The goal of the South Africa-Zambia Trade Mission is to provide U.S. participants with first-hand market information, and one-on-one meetings with business contacts, including potential agents, distributors and partners so they can position themselves to enter or expand their presence in the South African and Zambian markets.

Mission Scenario

The South Africa-Zambia Mission will visit Johannesburg, Cape Town and Lusaka, with an optional visit to Ndola in Zambia’s Copper Belt, allowing participants to access the largest markets and business centers in the two countries. In each city, participants will meet with potential business contacts.

Proposed Mission Timetable

Day of Week




Nov 25

Arrive in Lusaka


Nov. 26


Mission Meetings Officially Start
Breakfast briefing with U.S. Embassy Staff
One-on-one business appointments
Evening business reception


Nov 27


Optional flight to Ndola (Copper Belt)

Travel to Johannesburg

In Lusaka one-on-one business appointments continue and for those companies with mining, transport and other meetings in the northern copper belt, morning flight to Ndola for meetings. Evening flights (Lusaka and Ndola) to Johannesburg.

☆ ☆ ☆

**Tasks to complete**
[1] Answer these questions using the trade mission description.
(a) Which city is the optional visit to, and in what region of Zambia is it?
(b) On what date do mission meetings officially start?
(c) With whom is the breakfast briefing held?
[2] List every city named in the trade mission description.
[3] Retype the part of the trade mission description from "The goal of" up to and including "and Zambian markets.".

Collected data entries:

☆ ☆ ☆

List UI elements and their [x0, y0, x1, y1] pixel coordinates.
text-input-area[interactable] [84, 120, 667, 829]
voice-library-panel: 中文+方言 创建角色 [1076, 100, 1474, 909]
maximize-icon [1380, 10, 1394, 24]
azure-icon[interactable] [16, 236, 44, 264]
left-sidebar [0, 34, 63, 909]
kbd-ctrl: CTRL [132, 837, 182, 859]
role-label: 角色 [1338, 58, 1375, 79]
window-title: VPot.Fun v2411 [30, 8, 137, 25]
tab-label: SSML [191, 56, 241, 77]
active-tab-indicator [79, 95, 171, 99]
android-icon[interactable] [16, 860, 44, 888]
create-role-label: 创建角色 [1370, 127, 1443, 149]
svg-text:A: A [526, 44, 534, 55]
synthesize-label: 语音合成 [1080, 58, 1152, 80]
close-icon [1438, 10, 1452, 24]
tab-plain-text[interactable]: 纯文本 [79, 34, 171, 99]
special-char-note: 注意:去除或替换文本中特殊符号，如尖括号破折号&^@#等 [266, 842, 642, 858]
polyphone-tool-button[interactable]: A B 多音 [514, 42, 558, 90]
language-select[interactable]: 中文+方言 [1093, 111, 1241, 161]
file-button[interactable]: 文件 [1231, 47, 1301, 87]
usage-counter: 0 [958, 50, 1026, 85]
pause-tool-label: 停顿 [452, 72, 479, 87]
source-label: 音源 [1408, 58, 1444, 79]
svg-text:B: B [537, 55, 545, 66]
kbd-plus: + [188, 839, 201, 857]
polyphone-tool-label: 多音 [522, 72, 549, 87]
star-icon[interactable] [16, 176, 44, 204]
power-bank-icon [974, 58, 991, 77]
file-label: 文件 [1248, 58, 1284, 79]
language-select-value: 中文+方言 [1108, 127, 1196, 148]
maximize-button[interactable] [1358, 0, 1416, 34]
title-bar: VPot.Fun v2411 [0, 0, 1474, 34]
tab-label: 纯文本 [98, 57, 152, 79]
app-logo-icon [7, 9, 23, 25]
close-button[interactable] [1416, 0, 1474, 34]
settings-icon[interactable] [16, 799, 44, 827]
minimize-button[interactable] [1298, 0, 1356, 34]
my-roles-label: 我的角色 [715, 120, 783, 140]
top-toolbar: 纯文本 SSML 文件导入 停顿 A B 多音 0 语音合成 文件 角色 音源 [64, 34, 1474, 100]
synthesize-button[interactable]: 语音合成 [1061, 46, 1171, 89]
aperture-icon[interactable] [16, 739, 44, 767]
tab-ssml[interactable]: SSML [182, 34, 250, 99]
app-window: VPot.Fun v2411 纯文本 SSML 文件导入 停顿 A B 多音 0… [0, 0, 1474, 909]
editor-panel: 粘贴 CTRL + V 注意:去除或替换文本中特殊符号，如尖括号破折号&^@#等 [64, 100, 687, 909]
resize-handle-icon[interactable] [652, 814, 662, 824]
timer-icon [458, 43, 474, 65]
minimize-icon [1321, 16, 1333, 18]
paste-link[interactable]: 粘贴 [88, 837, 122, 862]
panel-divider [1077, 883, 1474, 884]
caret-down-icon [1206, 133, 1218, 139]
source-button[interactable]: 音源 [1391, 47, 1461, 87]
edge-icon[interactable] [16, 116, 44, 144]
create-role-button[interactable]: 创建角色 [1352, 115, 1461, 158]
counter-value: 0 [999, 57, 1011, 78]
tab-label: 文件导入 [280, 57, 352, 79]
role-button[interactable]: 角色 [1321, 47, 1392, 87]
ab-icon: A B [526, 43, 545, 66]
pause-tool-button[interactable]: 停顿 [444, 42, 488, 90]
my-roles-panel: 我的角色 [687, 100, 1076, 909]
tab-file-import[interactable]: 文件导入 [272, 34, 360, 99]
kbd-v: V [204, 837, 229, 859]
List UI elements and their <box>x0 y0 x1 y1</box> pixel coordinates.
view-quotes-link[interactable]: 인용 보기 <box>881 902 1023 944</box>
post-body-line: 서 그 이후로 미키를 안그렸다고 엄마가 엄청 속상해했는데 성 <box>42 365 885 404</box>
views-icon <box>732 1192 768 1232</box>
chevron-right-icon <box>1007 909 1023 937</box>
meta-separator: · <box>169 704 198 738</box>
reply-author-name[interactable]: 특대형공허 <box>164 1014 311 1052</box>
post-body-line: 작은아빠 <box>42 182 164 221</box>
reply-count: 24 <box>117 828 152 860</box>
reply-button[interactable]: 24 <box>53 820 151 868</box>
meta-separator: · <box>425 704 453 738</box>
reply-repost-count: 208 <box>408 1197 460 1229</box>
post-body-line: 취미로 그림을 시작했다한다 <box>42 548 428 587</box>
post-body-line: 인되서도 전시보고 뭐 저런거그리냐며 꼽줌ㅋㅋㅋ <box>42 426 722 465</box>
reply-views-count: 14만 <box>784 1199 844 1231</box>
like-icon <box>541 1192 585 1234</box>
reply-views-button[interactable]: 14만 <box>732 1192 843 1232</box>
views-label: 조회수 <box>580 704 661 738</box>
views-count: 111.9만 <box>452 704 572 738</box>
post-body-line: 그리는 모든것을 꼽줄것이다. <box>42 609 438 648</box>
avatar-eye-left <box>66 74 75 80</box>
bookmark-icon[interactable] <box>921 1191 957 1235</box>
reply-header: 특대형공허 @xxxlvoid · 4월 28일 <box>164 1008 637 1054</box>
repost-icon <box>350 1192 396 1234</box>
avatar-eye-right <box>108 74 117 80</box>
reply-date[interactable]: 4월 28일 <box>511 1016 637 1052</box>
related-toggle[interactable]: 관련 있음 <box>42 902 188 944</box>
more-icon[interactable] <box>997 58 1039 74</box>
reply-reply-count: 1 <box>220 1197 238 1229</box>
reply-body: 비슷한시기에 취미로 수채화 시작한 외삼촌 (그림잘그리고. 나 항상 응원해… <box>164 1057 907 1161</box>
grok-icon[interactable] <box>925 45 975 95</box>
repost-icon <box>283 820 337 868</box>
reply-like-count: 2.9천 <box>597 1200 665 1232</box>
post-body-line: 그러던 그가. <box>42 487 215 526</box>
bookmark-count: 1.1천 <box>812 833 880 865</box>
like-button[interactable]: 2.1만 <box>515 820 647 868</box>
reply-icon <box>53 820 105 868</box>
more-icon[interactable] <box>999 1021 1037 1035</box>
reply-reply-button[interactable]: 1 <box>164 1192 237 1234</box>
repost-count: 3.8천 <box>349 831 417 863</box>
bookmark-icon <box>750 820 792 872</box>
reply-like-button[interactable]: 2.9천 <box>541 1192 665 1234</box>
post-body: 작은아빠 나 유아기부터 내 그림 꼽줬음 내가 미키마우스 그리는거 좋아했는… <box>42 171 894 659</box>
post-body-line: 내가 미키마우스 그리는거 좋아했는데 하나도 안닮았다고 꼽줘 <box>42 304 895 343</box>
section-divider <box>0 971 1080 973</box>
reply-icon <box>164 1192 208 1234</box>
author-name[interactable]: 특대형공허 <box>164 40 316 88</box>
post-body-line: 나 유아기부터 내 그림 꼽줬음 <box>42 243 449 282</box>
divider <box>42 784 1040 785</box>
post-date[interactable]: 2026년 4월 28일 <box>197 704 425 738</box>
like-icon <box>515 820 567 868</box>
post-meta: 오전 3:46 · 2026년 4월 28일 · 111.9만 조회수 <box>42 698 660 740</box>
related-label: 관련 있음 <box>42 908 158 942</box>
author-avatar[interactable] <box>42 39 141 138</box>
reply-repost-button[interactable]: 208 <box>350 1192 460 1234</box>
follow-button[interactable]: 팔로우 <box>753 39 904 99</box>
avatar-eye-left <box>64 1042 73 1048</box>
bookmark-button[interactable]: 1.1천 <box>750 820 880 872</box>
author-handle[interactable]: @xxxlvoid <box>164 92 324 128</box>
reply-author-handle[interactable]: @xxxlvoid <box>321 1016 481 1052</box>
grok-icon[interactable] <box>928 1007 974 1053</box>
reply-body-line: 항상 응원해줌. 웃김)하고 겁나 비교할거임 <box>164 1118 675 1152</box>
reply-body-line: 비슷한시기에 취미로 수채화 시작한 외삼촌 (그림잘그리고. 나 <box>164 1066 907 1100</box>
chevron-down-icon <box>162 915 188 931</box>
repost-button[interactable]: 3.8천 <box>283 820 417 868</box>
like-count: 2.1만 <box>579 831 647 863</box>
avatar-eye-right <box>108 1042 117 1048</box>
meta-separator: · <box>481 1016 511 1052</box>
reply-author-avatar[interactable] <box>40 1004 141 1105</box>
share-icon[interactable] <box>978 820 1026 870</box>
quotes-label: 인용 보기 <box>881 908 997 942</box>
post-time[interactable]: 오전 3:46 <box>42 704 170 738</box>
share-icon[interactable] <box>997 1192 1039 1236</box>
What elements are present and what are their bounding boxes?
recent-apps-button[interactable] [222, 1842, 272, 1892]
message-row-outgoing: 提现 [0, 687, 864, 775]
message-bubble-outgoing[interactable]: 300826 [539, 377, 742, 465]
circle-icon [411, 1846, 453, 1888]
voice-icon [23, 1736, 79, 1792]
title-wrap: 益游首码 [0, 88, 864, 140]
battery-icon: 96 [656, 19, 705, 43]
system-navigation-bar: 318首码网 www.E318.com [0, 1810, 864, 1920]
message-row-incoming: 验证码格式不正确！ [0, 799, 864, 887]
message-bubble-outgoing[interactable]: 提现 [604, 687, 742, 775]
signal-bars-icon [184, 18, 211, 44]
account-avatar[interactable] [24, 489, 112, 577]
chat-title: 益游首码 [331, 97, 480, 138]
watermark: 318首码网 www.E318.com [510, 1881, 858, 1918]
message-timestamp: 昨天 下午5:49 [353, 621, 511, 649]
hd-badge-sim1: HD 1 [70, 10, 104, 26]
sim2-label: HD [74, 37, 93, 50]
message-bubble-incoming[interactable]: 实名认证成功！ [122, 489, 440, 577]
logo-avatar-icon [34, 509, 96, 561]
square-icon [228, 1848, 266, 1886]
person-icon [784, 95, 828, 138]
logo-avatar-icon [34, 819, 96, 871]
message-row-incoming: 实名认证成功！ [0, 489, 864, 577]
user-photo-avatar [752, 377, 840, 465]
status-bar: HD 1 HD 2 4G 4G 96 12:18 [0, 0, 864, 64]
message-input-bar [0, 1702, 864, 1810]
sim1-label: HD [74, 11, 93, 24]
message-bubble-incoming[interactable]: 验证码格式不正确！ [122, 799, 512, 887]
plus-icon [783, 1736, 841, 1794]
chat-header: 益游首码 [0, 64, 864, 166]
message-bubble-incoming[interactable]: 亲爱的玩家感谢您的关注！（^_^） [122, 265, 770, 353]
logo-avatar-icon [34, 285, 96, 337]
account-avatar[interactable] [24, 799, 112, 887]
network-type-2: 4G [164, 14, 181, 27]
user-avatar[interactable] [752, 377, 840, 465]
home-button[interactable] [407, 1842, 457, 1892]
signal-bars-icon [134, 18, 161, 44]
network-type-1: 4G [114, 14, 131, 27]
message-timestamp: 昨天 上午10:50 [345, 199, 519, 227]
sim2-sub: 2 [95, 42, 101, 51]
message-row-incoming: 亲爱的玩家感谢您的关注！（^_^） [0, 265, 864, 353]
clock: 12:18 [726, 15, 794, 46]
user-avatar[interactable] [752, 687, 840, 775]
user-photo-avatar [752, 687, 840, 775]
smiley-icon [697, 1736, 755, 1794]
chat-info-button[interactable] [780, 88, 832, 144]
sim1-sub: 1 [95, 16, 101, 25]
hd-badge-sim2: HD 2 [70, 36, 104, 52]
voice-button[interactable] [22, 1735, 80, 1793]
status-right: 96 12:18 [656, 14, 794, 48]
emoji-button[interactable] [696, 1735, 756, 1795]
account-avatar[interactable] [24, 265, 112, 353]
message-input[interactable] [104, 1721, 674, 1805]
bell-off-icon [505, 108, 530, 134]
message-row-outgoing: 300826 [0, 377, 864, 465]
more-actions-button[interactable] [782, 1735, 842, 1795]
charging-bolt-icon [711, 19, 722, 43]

☆ ☆ ☆

**Set of answers**
[1]
(a) Ndola, in Zambia's Copper Belt
(b) Nov. 26
(c) U.S. Embassy Staff

[2] Johannesburg, Cape Town, Lusaka, Ndola

[3]
The goal of the South Africa-Zambia Trade Mission is to provide U.S. participants with first-hand market information, and one-on-one meetings with business contacts, including potential agents, distributors and partners so they can position themselves to enter or expand their presence in the South African and Zambian markets.